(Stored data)
- - - - -

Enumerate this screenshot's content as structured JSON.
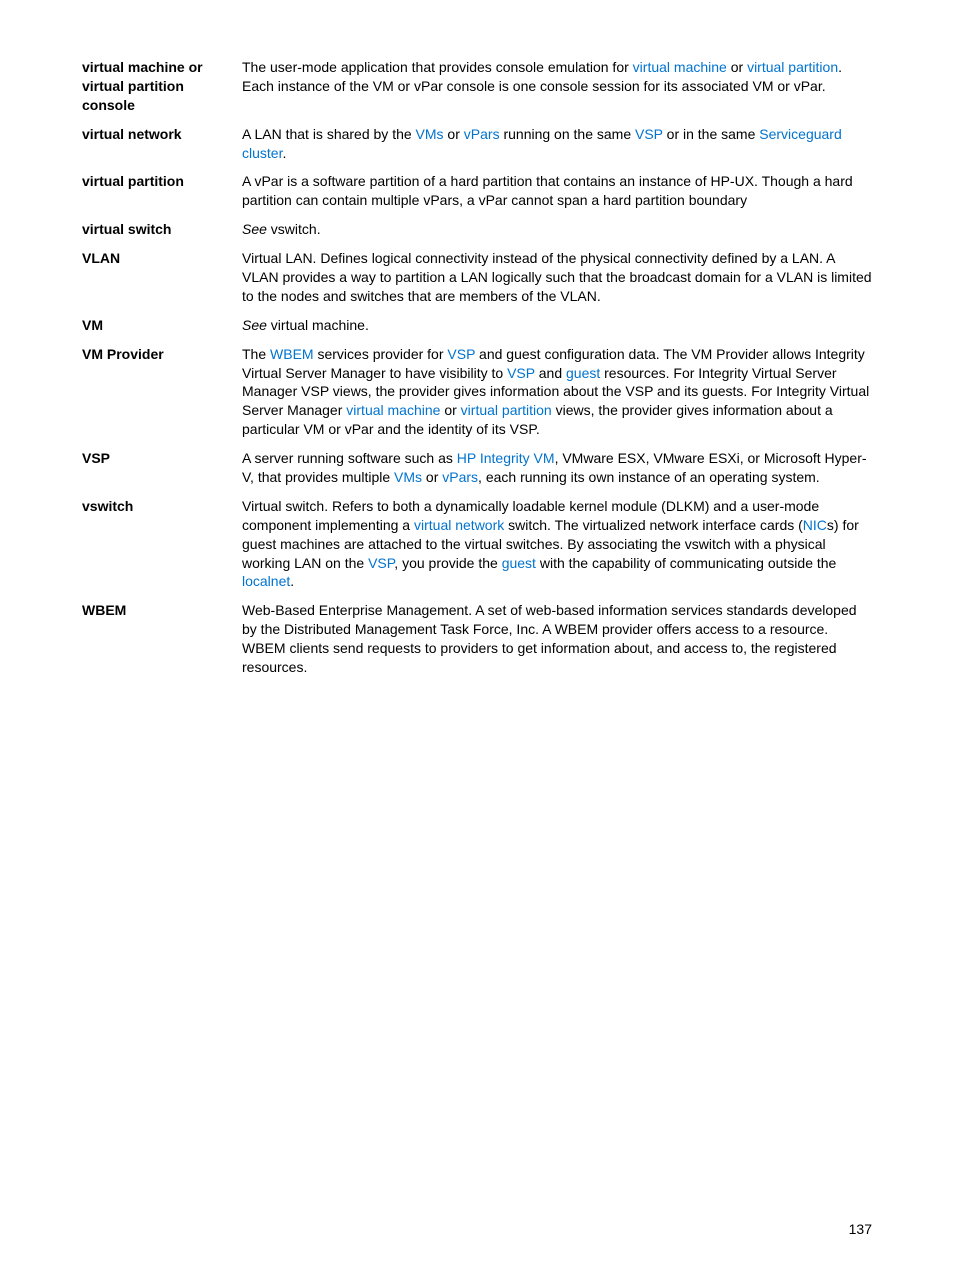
{
  "entries": [
    {
      "term": "virtual machine or virtual partition console",
      "parts": [
        {
          "t": "text",
          "v": "The user-mode application that provides console emulation for "
        },
        {
          "t": "link",
          "v": "virtual machine"
        },
        {
          "t": "text",
          "v": " or "
        },
        {
          "t": "link",
          "v": "virtual partition"
        },
        {
          "t": "text",
          "v": ". Each instance of the VM or vPar console is one console session for its associated VM or vPar."
        }
      ]
    },
    {
      "term": "virtual network",
      "parts": [
        {
          "t": "text",
          "v": "A LAN that is shared by the "
        },
        {
          "t": "link",
          "v": "VMs"
        },
        {
          "t": "text",
          "v": " or "
        },
        {
          "t": "link",
          "v": "vPars"
        },
        {
          "t": "text",
          "v": " running on the same "
        },
        {
          "t": "link",
          "v": "VSP"
        },
        {
          "t": "text",
          "v": " or in the same "
        },
        {
          "t": "link",
          "v": "Serviceguard cluster"
        },
        {
          "t": "text",
          "v": "."
        }
      ]
    },
    {
      "term": "virtual partition",
      "parts": [
        {
          "t": "text",
          "v": "A vPar is a software partition of a hard partition that contains an instance of HP-UX. Though a hard partition can contain multiple vPars, a vPar cannot span a hard partition boundary"
        }
      ]
    },
    {
      "term": "virtual switch",
      "parts": [
        {
          "t": "italic",
          "v": "See"
        },
        {
          "t": "text",
          "v": " vswitch."
        }
      ]
    },
    {
      "term": "VLAN",
      "parts": [
        {
          "t": "text",
          "v": "Virtual LAN. Defines logical connectivity instead of the physical connectivity defined by a LAN. A VLAN provides a way to partition a LAN logically such that the broadcast domain for a VLAN is limited to the nodes and switches that are members of the VLAN."
        }
      ]
    },
    {
      "term": "VM",
      "parts": [
        {
          "t": "italic",
          "v": "See"
        },
        {
          "t": "text",
          "v": " virtual machine."
        }
      ]
    },
    {
      "term": "VM Provider",
      "parts": [
        {
          "t": "text",
          "v": "The "
        },
        {
          "t": "link",
          "v": "WBEM"
        },
        {
          "t": "text",
          "v": " services provider for "
        },
        {
          "t": "link",
          "v": "VSP"
        },
        {
          "t": "text",
          "v": " and guest configuration data. The VM Provider allows Integrity Virtual Server Manager to have visibility to "
        },
        {
          "t": "link",
          "v": "VSP"
        },
        {
          "t": "text",
          "v": " and "
        },
        {
          "t": "link",
          "v": "guest"
        },
        {
          "t": "text",
          "v": " resources. For Integrity Virtual Server Manager VSP views, the provider gives information about the VSP and its guests. For Integrity Virtual Server Manager "
        },
        {
          "t": "link",
          "v": "virtual machine "
        },
        {
          "t": "text",
          "v": " or "
        },
        {
          "t": "link",
          "v": "virtual partition"
        },
        {
          "t": "text",
          "v": " views, the provider gives information about a particular VM or vPar and the identity of its VSP."
        }
      ]
    },
    {
      "term": "VSP",
      "parts": [
        {
          "t": "text",
          "v": "A server running software such as "
        },
        {
          "t": "link",
          "v": "HP Integrity VM"
        },
        {
          "t": "text",
          "v": ", VMware ESX, VMware ESXi, or Microsoft Hyper-V, that provides multiple "
        },
        {
          "t": "link",
          "v": "VMs"
        },
        {
          "t": "text",
          "v": " or "
        },
        {
          "t": "link",
          "v": "vPars"
        },
        {
          "t": "text",
          "v": ", each running its own instance of an operating system."
        }
      ]
    },
    {
      "term": "vswitch",
      "parts": [
        {
          "t": "text",
          "v": "Virtual switch. Refers to both a dynamically loadable kernel module (DLKM) and a user-mode component implementing a "
        },
        {
          "t": "link",
          "v": "virtual network"
        },
        {
          "t": "text",
          "v": " switch. The virtualized network interface cards ("
        },
        {
          "t": "link",
          "v": "NIC"
        },
        {
          "t": "text",
          "v": "s) for guest machines are attached to the virtual switches. By associating the vswitch with a physical working LAN on the "
        },
        {
          "t": "link",
          "v": "VSP"
        },
        {
          "t": "text",
          "v": ", you provide the "
        },
        {
          "t": "link",
          "v": "guest"
        },
        {
          "t": "text",
          "v": " with the capability of communicating outside the "
        },
        {
          "t": "link",
          "v": "localnet"
        },
        {
          "t": "text",
          "v": "."
        }
      ]
    },
    {
      "term": "WBEM",
      "parts": [
        {
          "t": "text",
          "v": "Web-Based Enterprise Management. A set of web-based information services standards developed by the Distributed Management Task Force, Inc. A WBEM provider offers access to a resource. WBEM clients send requests to providers to get information about, and access to, the registered resources."
        }
      ]
    }
  ],
  "pageNumber": "137"
}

- - - - -

> **GOAL OF THE EXERCISE**: Look through the listing above. Pick out each line with "mode" and copy it.

> **THE REPLY**:
          "v": "The user-mode application that provides console emulation for "
          "v": "Virtual switch. Refers to both a dynamically loadable kernel module (DLKM) and a user-mode component implementing a "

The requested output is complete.